● Records for the exercise
— begin —
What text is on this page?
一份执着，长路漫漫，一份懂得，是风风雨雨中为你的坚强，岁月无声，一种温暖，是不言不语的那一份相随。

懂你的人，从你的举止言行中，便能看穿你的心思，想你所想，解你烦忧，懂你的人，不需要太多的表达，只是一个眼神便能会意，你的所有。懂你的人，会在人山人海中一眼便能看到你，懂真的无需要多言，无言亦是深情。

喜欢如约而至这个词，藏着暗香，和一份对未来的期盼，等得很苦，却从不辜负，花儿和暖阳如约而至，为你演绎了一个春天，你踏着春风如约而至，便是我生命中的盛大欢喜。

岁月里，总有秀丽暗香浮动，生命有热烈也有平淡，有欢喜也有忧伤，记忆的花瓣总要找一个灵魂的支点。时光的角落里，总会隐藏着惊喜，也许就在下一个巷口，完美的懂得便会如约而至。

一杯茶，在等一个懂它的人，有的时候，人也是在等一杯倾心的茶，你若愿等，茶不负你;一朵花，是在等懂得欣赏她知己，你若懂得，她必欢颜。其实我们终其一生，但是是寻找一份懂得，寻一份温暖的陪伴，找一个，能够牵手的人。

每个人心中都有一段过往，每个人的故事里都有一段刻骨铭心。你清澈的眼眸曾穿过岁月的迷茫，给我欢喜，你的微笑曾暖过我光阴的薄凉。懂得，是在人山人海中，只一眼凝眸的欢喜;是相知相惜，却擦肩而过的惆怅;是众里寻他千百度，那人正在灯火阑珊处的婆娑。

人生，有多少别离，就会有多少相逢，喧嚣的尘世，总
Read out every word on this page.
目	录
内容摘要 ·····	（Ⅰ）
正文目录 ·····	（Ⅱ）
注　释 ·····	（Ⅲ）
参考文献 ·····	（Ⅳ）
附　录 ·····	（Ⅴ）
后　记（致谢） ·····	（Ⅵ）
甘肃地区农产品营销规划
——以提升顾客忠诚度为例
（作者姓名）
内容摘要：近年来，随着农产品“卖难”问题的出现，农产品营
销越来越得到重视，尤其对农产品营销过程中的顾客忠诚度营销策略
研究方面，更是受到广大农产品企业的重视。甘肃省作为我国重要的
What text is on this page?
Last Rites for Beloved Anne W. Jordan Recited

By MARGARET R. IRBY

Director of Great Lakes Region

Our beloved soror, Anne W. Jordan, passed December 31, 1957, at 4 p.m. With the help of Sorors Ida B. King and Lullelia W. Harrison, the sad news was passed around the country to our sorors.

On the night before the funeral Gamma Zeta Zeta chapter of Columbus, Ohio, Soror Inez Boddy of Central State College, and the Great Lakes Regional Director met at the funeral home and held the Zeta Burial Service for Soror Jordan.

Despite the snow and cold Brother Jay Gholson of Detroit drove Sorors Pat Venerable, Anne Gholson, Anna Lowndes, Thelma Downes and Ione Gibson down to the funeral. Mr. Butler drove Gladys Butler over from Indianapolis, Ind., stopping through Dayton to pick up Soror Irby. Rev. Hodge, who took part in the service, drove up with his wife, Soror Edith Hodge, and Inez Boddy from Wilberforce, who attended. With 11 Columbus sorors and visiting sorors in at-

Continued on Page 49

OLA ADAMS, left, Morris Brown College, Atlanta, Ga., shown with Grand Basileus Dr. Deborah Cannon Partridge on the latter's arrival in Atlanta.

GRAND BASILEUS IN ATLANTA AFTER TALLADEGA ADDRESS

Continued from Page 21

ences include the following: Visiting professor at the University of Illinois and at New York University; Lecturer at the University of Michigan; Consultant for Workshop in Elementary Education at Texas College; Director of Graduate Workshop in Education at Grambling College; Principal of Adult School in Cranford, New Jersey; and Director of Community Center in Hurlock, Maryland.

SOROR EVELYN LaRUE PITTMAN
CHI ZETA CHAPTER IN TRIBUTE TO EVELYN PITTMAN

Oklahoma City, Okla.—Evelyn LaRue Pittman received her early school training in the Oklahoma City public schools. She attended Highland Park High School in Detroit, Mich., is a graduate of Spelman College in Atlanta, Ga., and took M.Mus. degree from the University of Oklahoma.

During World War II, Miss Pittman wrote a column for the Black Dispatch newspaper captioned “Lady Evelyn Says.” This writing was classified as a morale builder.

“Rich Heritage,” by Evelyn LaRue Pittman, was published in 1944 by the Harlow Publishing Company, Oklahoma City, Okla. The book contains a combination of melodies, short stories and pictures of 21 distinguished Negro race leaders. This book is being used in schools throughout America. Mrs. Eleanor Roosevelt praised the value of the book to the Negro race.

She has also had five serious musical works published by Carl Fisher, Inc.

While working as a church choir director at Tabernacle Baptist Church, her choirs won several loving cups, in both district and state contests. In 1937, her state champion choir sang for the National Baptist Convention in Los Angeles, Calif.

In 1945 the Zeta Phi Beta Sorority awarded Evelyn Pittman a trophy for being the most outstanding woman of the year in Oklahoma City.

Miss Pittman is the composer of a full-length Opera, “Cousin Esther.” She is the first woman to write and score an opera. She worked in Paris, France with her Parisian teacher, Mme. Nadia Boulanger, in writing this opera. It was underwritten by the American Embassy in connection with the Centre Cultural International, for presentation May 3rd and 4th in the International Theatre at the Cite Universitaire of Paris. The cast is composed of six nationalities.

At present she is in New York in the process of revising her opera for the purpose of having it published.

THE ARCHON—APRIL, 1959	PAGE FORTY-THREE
— end —
Tally the lines of the listing above that include the word "Lakes". Answer with the number alone.

2